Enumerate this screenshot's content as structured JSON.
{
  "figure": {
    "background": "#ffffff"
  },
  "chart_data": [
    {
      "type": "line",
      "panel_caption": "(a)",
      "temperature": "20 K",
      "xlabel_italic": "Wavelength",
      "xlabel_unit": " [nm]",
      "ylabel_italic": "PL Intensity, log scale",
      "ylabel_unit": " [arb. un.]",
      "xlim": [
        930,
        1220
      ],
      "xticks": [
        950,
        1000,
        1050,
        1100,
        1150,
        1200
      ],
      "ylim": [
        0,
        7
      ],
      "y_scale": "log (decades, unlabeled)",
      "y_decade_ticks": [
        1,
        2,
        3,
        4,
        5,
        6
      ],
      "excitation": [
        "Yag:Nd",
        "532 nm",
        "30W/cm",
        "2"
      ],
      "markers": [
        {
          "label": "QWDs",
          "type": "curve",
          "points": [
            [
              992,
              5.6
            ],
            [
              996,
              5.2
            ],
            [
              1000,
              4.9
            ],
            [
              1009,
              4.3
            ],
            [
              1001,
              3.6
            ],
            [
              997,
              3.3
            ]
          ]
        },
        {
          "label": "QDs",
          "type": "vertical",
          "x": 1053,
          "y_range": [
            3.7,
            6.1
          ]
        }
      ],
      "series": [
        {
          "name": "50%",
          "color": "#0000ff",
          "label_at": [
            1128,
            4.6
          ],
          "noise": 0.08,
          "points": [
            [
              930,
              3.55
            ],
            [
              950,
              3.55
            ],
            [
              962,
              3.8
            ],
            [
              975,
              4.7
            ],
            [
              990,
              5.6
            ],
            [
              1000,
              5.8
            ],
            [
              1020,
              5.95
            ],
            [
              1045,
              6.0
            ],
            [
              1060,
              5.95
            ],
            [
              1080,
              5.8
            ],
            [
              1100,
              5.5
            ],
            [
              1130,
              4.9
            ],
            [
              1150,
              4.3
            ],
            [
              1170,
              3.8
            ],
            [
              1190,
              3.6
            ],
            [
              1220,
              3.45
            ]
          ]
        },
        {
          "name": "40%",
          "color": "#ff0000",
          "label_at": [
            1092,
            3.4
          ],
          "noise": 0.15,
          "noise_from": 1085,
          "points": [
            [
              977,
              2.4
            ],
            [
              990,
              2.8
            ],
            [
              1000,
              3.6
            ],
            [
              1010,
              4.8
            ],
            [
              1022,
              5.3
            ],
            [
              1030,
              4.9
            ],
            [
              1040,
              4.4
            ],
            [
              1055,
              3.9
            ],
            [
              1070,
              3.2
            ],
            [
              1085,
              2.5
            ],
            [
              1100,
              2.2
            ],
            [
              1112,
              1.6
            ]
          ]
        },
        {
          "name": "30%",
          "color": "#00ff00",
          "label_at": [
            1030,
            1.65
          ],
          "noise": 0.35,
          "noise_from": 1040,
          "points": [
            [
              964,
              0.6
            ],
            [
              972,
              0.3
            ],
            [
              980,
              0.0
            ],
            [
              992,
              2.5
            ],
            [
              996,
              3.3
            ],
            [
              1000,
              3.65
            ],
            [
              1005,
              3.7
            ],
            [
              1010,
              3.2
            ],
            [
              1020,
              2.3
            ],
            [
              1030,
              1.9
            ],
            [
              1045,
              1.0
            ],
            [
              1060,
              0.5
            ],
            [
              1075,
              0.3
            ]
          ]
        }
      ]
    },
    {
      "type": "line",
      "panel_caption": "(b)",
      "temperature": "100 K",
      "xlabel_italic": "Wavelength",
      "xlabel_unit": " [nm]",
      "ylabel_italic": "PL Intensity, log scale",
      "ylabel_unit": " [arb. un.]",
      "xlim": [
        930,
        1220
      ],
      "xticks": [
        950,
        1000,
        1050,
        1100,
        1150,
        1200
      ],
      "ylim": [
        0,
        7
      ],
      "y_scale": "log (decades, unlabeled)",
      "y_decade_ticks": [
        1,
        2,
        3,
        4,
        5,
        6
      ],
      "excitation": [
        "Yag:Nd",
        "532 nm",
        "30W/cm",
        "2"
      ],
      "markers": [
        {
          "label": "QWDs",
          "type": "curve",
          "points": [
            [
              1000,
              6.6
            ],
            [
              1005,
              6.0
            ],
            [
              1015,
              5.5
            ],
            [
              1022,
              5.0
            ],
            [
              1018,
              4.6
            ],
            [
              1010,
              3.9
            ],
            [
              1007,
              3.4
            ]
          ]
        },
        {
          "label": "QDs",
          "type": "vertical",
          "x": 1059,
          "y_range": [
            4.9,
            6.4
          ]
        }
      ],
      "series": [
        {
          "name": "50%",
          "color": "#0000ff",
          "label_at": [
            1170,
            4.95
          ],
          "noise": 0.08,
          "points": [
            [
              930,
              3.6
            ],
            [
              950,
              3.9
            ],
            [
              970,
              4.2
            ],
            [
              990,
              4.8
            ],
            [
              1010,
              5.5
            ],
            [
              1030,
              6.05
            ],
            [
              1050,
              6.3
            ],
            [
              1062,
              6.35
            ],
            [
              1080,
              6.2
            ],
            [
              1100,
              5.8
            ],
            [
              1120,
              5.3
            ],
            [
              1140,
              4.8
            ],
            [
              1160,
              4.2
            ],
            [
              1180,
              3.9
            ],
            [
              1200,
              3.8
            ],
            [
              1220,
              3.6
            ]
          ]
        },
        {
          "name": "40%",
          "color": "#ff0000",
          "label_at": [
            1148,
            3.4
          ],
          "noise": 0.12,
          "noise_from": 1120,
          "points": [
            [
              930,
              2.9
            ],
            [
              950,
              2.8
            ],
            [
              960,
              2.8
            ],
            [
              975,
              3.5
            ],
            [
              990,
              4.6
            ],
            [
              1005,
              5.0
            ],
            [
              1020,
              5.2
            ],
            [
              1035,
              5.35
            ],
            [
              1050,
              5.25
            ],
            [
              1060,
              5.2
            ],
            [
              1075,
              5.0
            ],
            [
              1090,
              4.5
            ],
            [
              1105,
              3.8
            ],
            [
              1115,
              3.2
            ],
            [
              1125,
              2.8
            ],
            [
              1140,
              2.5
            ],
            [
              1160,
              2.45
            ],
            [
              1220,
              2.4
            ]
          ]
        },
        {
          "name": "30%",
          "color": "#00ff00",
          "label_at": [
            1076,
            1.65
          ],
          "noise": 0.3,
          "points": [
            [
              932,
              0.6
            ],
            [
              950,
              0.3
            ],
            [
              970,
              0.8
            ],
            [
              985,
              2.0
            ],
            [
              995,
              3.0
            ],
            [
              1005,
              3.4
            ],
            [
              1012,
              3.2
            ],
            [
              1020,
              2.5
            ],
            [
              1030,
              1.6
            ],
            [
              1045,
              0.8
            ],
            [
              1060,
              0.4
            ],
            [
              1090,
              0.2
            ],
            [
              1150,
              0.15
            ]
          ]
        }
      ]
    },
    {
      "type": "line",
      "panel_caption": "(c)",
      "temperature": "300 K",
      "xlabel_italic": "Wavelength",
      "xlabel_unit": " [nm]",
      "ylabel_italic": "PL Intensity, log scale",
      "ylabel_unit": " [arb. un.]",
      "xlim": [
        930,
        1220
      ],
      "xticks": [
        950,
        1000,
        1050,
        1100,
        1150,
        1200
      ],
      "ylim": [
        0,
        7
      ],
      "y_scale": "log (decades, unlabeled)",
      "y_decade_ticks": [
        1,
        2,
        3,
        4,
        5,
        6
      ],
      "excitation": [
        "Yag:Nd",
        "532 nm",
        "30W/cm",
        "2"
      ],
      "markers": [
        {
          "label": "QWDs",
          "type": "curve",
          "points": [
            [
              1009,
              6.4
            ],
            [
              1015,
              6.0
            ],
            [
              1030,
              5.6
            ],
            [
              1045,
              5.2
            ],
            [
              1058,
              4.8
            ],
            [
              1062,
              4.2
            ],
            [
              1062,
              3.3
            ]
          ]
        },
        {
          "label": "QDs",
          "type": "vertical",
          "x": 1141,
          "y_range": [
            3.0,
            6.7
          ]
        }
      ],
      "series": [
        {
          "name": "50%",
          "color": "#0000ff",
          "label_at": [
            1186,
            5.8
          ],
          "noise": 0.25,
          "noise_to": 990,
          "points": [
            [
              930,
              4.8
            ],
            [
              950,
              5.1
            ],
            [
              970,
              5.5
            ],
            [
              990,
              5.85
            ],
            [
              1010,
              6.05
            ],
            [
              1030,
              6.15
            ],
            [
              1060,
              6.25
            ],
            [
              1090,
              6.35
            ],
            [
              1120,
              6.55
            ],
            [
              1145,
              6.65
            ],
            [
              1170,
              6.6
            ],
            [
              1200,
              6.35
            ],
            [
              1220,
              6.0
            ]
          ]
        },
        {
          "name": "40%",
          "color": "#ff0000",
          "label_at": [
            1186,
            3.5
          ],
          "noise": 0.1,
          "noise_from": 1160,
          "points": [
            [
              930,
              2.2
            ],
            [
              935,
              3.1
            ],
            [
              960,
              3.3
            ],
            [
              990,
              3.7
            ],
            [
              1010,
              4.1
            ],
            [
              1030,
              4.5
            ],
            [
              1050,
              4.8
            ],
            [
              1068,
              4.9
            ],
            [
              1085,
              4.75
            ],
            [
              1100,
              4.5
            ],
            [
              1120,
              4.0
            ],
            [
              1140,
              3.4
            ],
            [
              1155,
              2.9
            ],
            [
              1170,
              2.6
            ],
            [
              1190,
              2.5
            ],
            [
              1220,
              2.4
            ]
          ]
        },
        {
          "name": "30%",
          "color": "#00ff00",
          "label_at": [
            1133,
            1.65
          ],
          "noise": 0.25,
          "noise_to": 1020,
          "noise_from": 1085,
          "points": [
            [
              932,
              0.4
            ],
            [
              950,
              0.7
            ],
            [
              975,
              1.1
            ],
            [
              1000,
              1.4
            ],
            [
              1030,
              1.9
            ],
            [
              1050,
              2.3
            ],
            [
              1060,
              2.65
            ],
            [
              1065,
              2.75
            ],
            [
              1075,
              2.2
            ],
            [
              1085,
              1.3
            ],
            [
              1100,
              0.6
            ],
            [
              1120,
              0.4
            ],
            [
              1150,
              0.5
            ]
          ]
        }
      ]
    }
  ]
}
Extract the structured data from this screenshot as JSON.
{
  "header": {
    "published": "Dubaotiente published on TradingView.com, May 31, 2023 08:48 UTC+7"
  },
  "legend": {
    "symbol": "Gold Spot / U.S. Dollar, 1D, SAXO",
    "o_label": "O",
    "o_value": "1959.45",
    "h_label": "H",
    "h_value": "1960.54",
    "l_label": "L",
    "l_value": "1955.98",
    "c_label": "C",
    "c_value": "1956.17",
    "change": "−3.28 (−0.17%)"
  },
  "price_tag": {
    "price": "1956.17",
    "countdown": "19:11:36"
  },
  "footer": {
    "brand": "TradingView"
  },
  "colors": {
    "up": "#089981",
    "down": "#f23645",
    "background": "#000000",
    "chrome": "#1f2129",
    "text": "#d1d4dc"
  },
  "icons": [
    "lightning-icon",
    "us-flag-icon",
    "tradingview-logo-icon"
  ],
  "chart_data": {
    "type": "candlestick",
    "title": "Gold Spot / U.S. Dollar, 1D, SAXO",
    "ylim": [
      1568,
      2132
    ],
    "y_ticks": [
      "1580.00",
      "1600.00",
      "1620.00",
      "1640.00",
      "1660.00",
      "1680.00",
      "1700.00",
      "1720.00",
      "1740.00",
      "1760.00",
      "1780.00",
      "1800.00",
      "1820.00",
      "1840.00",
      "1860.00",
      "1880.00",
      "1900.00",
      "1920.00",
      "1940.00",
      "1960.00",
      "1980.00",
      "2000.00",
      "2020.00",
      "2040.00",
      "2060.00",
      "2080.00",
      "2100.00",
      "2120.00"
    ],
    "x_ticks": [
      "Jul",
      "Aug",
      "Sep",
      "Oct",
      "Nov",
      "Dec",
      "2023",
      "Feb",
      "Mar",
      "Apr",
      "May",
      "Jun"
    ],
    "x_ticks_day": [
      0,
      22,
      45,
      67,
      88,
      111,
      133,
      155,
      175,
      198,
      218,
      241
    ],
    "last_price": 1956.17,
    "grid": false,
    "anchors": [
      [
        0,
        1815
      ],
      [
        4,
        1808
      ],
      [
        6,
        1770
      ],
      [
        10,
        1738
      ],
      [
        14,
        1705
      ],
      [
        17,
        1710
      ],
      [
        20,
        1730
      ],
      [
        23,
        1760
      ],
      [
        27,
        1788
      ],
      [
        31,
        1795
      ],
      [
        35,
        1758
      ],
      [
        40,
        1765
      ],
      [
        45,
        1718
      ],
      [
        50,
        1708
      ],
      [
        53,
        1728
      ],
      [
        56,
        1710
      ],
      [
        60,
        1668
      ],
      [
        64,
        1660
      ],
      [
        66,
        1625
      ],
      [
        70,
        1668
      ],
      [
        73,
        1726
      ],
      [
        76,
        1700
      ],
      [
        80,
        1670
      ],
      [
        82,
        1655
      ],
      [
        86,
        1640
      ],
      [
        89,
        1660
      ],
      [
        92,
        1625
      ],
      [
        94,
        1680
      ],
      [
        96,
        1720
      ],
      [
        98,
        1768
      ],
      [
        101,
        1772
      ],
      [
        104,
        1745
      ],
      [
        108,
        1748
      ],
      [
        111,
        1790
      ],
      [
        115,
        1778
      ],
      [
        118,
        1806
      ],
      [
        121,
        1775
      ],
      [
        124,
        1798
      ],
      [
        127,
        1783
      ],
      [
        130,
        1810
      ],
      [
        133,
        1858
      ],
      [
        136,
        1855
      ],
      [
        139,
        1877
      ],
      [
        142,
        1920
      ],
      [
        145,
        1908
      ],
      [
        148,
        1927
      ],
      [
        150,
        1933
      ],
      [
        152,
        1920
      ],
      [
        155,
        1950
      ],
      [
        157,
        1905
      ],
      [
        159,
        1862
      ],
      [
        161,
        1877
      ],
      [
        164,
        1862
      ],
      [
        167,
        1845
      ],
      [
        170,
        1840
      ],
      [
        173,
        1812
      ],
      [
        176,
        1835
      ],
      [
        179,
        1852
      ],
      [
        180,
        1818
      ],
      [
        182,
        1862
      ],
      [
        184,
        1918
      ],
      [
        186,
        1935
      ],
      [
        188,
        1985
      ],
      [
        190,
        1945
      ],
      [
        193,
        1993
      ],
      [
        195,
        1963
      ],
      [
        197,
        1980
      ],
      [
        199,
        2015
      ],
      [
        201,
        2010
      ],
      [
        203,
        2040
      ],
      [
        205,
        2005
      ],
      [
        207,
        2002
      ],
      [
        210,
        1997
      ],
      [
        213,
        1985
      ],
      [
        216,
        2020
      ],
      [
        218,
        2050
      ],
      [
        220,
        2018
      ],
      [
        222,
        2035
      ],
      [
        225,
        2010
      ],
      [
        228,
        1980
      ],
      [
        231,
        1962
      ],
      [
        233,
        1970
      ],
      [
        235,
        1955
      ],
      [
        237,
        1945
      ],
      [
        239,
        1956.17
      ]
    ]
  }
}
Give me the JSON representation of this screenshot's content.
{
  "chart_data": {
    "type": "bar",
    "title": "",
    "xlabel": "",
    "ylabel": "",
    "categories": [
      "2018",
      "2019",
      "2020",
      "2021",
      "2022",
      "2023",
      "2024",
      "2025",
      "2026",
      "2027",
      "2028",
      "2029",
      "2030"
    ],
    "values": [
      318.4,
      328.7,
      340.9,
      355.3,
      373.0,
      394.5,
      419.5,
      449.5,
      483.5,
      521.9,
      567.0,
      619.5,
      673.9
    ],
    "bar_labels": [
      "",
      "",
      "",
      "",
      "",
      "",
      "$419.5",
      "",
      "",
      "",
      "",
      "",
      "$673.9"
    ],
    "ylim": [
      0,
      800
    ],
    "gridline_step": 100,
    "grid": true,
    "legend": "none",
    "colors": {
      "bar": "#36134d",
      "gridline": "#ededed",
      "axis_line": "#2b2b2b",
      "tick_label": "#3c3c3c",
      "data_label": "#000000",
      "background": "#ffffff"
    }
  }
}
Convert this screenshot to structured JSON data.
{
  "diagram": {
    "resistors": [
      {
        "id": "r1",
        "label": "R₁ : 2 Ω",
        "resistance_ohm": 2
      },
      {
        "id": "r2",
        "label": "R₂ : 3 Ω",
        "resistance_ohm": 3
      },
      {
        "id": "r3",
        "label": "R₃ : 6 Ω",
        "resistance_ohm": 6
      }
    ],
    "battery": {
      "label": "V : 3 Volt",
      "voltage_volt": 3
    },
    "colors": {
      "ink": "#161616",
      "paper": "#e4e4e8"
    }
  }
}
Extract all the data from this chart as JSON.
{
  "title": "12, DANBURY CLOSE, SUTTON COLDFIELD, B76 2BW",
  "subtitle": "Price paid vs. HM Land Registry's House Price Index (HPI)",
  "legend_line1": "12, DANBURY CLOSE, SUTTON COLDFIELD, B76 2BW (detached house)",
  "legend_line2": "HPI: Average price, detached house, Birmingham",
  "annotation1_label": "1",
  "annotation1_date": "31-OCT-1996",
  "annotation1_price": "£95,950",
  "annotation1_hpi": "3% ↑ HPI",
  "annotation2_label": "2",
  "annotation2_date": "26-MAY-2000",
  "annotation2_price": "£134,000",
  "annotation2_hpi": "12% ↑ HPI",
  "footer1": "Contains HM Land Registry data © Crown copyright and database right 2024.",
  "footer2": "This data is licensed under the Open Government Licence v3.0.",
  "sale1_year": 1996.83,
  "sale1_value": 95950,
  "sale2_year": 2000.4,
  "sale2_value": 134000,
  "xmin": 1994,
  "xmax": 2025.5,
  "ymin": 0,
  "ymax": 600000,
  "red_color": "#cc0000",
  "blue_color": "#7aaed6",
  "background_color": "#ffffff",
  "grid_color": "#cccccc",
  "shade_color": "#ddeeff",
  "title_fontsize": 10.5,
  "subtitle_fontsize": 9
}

§ **WHAT IS ASKED**
Check every line for "temperature" and show the ones that have it.

§ **EXERCISE OUTPUT**
      "temperature": "20 K",
      "temperature": "100 K",
      "temperature": "300 K",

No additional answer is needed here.